Gather all lines from the material that contain the word "this".
• • • •
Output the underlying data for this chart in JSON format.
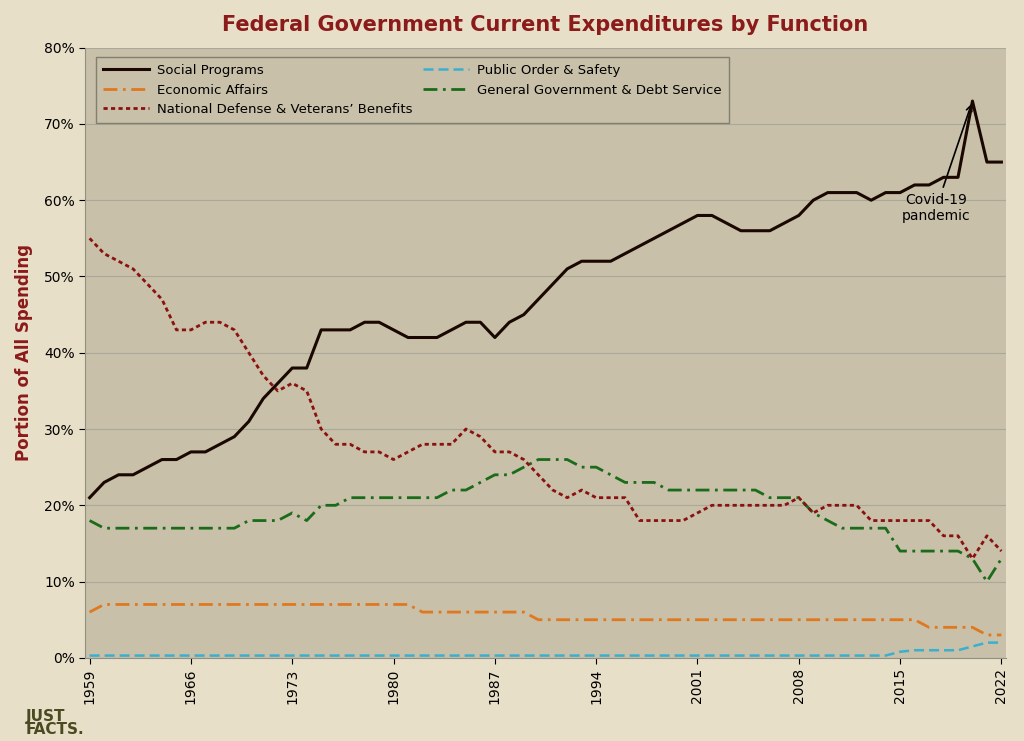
{
  "title": "Federal Government Current Expenditures by Function",
  "ylabel": "Portion of All Spending",
  "fig_bg_color": "#e8dfc8",
  "plot_bg_color": "#c8c0a8",
  "title_color": "#8b1a1a",
  "ylabel_color": "#8b1a1a",
  "years": [
    1959,
    1960,
    1961,
    1962,
    1963,
    1964,
    1965,
    1966,
    1967,
    1968,
    1969,
    1970,
    1971,
    1972,
    1973,
    1974,
    1975,
    1976,
    1977,
    1978,
    1979,
    1980,
    1981,
    1982,
    1983,
    1984,
    1985,
    1986,
    1987,
    1988,
    1989,
    1990,
    1991,
    1992,
    1993,
    1994,
    1995,
    1996,
    1997,
    1998,
    1999,
    2000,
    2001,
    2002,
    2003,
    2004,
    2005,
    2006,
    2007,
    2008,
    2009,
    2010,
    2011,
    2012,
    2013,
    2014,
    2015,
    2016,
    2017,
    2018,
    2019,
    2020,
    2021,
    2022
  ],
  "social_programs": [
    21,
    23,
    24,
    24,
    25,
    26,
    26,
    27,
    27,
    28,
    29,
    31,
    34,
    36,
    38,
    38,
    43,
    43,
    43,
    44,
    44,
    43,
    42,
    42,
    42,
    43,
    44,
    44,
    42,
    44,
    45,
    47,
    49,
    51,
    52,
    52,
    52,
    53,
    54,
    55,
    56,
    57,
    58,
    58,
    57,
    56,
    56,
    56,
    57,
    58,
    60,
    61,
    61,
    61,
    60,
    61,
    61,
    62,
    62,
    63,
    63,
    73,
    65,
    65
  ],
  "national_defense": [
    55,
    53,
    52,
    51,
    49,
    47,
    43,
    43,
    44,
    44,
    43,
    40,
    37,
    35,
    36,
    35,
    30,
    28,
    28,
    27,
    27,
    26,
    27,
    28,
    28,
    28,
    30,
    29,
    27,
    27,
    26,
    24,
    22,
    21,
    22,
    21,
    21,
    21,
    18,
    18,
    18,
    18,
    19,
    20,
    20,
    20,
    20,
    20,
    20,
    21,
    19,
    20,
    20,
    20,
    18,
    18,
    18,
    18,
    18,
    16,
    16,
    13,
    16,
    14
  ],
  "general_govt": [
    18,
    17,
    17,
    17,
    17,
    17,
    17,
    17,
    17,
    17,
    17,
    18,
    18,
    18,
    19,
    18,
    20,
    20,
    21,
    21,
    21,
    21,
    21,
    21,
    21,
    22,
    22,
    23,
    24,
    24,
    25,
    26,
    26,
    26,
    25,
    25,
    24,
    23,
    23,
    23,
    22,
    22,
    22,
    22,
    22,
    22,
    22,
    21,
    21,
    21,
    19,
    18,
    17,
    17,
    17,
    17,
    14,
    14,
    14,
    14,
    14,
    13,
    10,
    13
  ],
  "economic_affairs": [
    6,
    7,
    7,
    7,
    7,
    7,
    7,
    7,
    7,
    7,
    7,
    7,
    7,
    7,
    7,
    7,
    7,
    7,
    7,
    7,
    7,
    7,
    7,
    6,
    6,
    6,
    6,
    6,
    6,
    6,
    6,
    5,
    5,
    5,
    5,
    5,
    5,
    5,
    5,
    5,
    5,
    5,
    5,
    5,
    5,
    5,
    5,
    5,
    5,
    5,
    5,
    5,
    5,
    5,
    5,
    5,
    5,
    5,
    4,
    4,
    4,
    4,
    3,
    3
  ],
  "public_order": [
    0.3,
    0.3,
    0.3,
    0.3,
    0.3,
    0.3,
    0.3,
    0.3,
    0.3,
    0.3,
    0.3,
    0.3,
    0.3,
    0.3,
    0.3,
    0.3,
    0.3,
    0.3,
    0.3,
    0.3,
    0.3,
    0.3,
    0.3,
    0.3,
    0.3,
    0.3,
    0.3,
    0.3,
    0.3,
    0.3,
    0.3,
    0.3,
    0.3,
    0.3,
    0.3,
    0.3,
    0.3,
    0.3,
    0.3,
    0.3,
    0.3,
    0.3,
    0.3,
    0.3,
    0.3,
    0.3,
    0.3,
    0.3,
    0.3,
    0.3,
    0.3,
    0.3,
    0.3,
    0.3,
    0.3,
    0.3,
    0.8,
    1.0,
    1.0,
    1.0,
    1.0,
    1.5,
    2.0,
    2.0
  ],
  "social_color": "#1a0800",
  "defense_color": "#8b1010",
  "general_color": "#1a6b1a",
  "economic_color": "#e07820",
  "public_color": "#3aafcf",
  "grid_color": "#aaa898",
  "annotation_text": "Covid-19\npandemic",
  "xticks": [
    1959,
    1966,
    1973,
    1980,
    1987,
    1994,
    2001,
    2008,
    2015,
    2022
  ],
  "yticks": [
    0,
    10,
    20,
    30,
    40,
    50,
    60,
    70,
    80
  ],
  "ylim": [
    0,
    80
  ],
  "xlim": [
    1959,
    2022
  ]
}
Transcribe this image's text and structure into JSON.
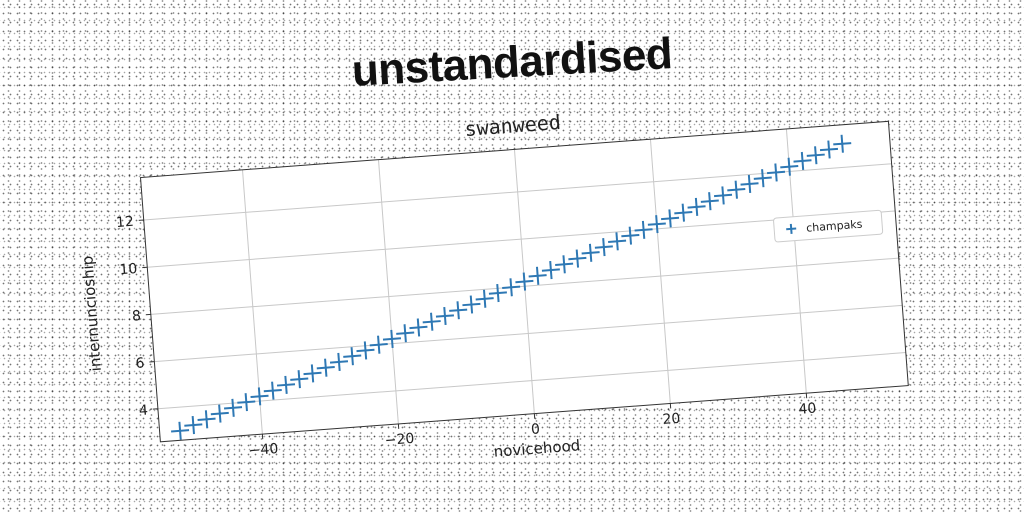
{
  "headline": "unstandardised",
  "chart_data": {
    "type": "scatter",
    "title": "swanweed",
    "xlabel": "novicehood",
    "ylabel": "internuncioship",
    "xlim": [
      -55,
      55
    ],
    "ylim": [
      2.6,
      13.8
    ],
    "xticks": [
      -40,
      -20,
      0,
      20,
      40
    ],
    "yticks": [
      4,
      6,
      8,
      10,
      12
    ],
    "grid": true,
    "legend_position": "right",
    "marker": "+",
    "series": [
      {
        "name": "champaks",
        "color": "#2e78b4",
        "x": [
          -52,
          -50,
          -48,
          -46,
          -44,
          -42,
          -40,
          -38,
          -36,
          -34,
          -32,
          -30,
          -28,
          -26,
          -24,
          -22,
          -20,
          -18,
          -16,
          -14,
          -12,
          -10,
          -8,
          -6,
          -4,
          -2,
          0,
          2,
          4,
          6,
          8,
          10,
          12,
          14,
          16,
          18,
          20,
          22,
          24,
          26,
          28,
          30,
          32,
          34,
          36,
          38,
          40,
          42,
          44,
          46,
          48
        ],
        "y": [
          3.0,
          3.2,
          3.4,
          3.6,
          3.8,
          4.0,
          4.2,
          4.4,
          4.6,
          4.8,
          5.0,
          5.2,
          5.4,
          5.6,
          5.8,
          6.0,
          6.2,
          6.4,
          6.6,
          6.8,
          7.0,
          7.2,
          7.4,
          7.6,
          7.8,
          8.0,
          8.2,
          8.4,
          8.6,
          8.8,
          9.0,
          9.2,
          9.4,
          9.6,
          9.8,
          10.0,
          10.2,
          10.4,
          10.6,
          10.8,
          11.0,
          11.2,
          11.4,
          11.6,
          11.8,
          12.0,
          12.2,
          12.4,
          12.6,
          12.8,
          13.0
        ]
      }
    ]
  }
}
• • • •
EXERCISE RESULT:
Output the underlying data for this chart in JSON format.
Transcribe this image's text and structure into JSON.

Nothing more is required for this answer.